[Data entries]
— start —

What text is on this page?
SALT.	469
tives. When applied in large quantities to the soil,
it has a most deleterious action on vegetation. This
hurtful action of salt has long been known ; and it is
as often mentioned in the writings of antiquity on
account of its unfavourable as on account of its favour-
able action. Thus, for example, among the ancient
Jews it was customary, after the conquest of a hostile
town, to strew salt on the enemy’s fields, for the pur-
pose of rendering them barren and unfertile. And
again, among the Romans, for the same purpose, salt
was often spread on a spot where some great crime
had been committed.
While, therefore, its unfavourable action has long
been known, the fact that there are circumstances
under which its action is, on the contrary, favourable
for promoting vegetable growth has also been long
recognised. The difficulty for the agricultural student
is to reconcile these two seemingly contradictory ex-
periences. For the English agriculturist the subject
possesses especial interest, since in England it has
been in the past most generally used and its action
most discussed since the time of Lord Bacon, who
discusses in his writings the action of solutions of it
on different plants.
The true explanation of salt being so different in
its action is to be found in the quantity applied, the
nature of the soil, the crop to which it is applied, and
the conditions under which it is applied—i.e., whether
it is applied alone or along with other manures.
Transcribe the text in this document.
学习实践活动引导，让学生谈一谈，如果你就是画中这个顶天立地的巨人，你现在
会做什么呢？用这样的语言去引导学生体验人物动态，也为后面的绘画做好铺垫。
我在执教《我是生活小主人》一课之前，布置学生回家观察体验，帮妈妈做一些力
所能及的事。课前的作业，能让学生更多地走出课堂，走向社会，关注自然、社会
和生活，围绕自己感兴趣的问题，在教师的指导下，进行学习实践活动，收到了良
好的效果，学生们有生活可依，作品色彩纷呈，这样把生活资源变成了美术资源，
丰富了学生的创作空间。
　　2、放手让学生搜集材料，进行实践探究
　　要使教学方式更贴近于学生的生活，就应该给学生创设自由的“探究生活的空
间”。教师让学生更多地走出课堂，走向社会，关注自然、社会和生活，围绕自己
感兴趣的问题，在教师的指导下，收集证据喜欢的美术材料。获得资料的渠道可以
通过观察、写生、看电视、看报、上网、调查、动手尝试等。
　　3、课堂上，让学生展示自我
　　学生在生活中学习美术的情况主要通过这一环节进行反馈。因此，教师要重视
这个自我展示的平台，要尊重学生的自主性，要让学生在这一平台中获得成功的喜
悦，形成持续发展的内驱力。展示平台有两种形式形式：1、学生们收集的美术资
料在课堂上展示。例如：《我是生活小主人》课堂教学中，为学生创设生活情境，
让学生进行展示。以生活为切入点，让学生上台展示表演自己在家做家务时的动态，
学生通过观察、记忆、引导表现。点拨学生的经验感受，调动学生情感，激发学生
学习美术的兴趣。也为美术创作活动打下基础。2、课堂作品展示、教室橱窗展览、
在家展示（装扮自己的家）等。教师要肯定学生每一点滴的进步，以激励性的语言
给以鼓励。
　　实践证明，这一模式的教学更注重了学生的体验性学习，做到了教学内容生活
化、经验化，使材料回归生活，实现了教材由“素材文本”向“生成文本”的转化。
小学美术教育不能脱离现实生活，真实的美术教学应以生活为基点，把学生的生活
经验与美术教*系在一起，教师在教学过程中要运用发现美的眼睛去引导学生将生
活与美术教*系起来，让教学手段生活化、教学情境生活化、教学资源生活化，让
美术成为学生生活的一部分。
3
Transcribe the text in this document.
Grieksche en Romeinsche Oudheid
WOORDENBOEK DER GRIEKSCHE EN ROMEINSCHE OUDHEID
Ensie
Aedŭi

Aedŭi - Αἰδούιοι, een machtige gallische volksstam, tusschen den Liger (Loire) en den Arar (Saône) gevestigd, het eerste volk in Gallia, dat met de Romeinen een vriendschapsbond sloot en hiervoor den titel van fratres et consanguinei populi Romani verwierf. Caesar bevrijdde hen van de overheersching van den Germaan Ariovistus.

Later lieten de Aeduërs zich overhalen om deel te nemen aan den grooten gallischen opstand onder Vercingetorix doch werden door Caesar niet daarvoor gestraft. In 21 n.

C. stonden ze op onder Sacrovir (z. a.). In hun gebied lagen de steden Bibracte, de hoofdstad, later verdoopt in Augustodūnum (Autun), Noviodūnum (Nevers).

— end —

* Task prompt: Copy all the entries verbatim.

* Response to the exercise:
What text is on this page?
SALT.	469
tives. When applied in large quantities to the soil,
it has a most deleterious action on vegetation. This
hurtful action of salt has long been known ; and it is
as often mentioned in the writings of antiquity on
account of its unfavourable as on account of its favour-
able action. Thus, for example, among the ancient
Jews it was customary, after the conquest of a hostile
town, to strew salt on the enemy’s fields, for the pur-
pose of rendering them barren and unfertile. And
again, among the Romans, for the same purpose, salt
was often spread on a spot where some great crime
had been committed.
While, therefore, its unfavourable action has long
been known, the fact that there are circumstances
under which its action is, on the contrary, favourable
for promoting vegetable growth has also been long
recognised. The difficulty for the agricultural student
is to reconcile these two seemingly contradictory ex-
periences. For the English agriculturist the subject
possesses especial interest, since in England it has
been in the past most generally used and its action
most discussed since the time of Lord Bacon, who
discusses in his writings the action of solutions of it
on different plants.
The true explanation of salt being so different in
its action is to be found in the quantity applied, the
nature of the soil, the crop to which it is applied, and
the conditions under which it is applied—i.e., whether
it is applied alone or along with other manures.
Transcribe the text in this document.
学习实践活动引导，让学生谈一谈，如果你就是画中这个顶天立地的巨人，你现在
会做什么呢？用这样的语言去引导学生体验人物动态，也为后面的绘画做好铺垫。
我在执教《我是生活小主人》一课之前，布置学生回家观察体验，帮妈妈做一些力
所能及的事。课前的作业，能让学生更多地走出课堂，走向社会，关注自然、社会
和生活，围绕自己感兴趣的问题，在教师的指导下，进行学习实践活动，收到了良
好的效果，学生们有生活可依，作品色彩纷呈，这样把生活资源变成了美术资源，
丰富了学生的创作空间。
　　2、放手让学生搜集材料，进行实践探究
　　要使教学方式更贴近于学生的生活，就应该给学生创设自由的“探究生活的空
间”。教师让学生更多地走出课堂，走向社会，关注自然、社会和生活，围绕自己
感兴趣的问题，在教师的指导下，收集证据喜欢的美术材料。获得资料的渠道可以
通过观察、写生、看电视、看报、上网、调查、动手尝试等。
　　3、课堂上，让学生展示自我
　　学生在生活中学习美术的情况主要通过这一环节进行反馈。因此，教师要重视
这个自我展示的平台，要尊重学生的自主性，要让学生在这一平台中获得成功的喜
悦，形成持续发展的内驱力。展示平台有两种形式形式：1、学生们收集的美术资
料在课堂上展示。例如：《我是生活小主人》课堂教学中，为学生创设生活情境，
让学生进行展示。以生活为切入点，让学生上台展示表演自己在家做家务时的动态，
学生通过观察、记忆、引导表现。点拨学生的经验感受，调动学生情感，激发学生
学习美术的兴趣。也为美术创作活动打下基础。2、课堂作品展示、教室橱窗展览、
在家展示（装扮自己的家）等。教师要肯定学生每一点滴的进步，以激励性的语言
给以鼓励。
　　实践证明，这一模式的教学更注重了学生的体验性学习，做到了教学内容生活
化、经验化，使材料回归生活，实现了教材由“素材文本”向“生成文本”的转化。
小学美术教育不能脱离现实生活，真实的美术教学应以生活为基点，把学生的生活
经验与美术教*系在一起，教师在教学过程中要运用发现美的眼睛去引导学生将生
活与美术教*系起来，让教学手段生活化、教学情境生活化、教学资源生活化，让
美术成为学生生活的一部分。
3
Transcribe the text in this document.
Grieksche en Romeinsche Oudheid
WOORDENBOEK DER GRIEKSCHE EN ROMEINSCHE OUDHEID
Ensie
Aedŭi

Aedŭi - Αἰδούιοι, een machtige gallische volksstam, tusschen den Liger (Loire) en den Arar (Saône) gevestigd, het eerste volk in Gallia, dat met de Romeinen een vriendschapsbond sloot en hiervoor den titel van fratres et consanguinei populi Romani verwierf. Caesar bevrijdde hen van de overheersching van den Germaan Ariovistus.

Later lieten de Aeduërs zich overhalen om deel te nemen aan den grooten gallischen opstand onder Vercingetorix doch werden door Caesar niet daarvoor gestraft. In 21 n.

C. stonden ze op onder Sacrovir (z. a.). In hun gebied lagen de steden Bibracte, de hoofdstad, later verdoopt in Augustodūnum (Autun), Noviodūnum (Nevers).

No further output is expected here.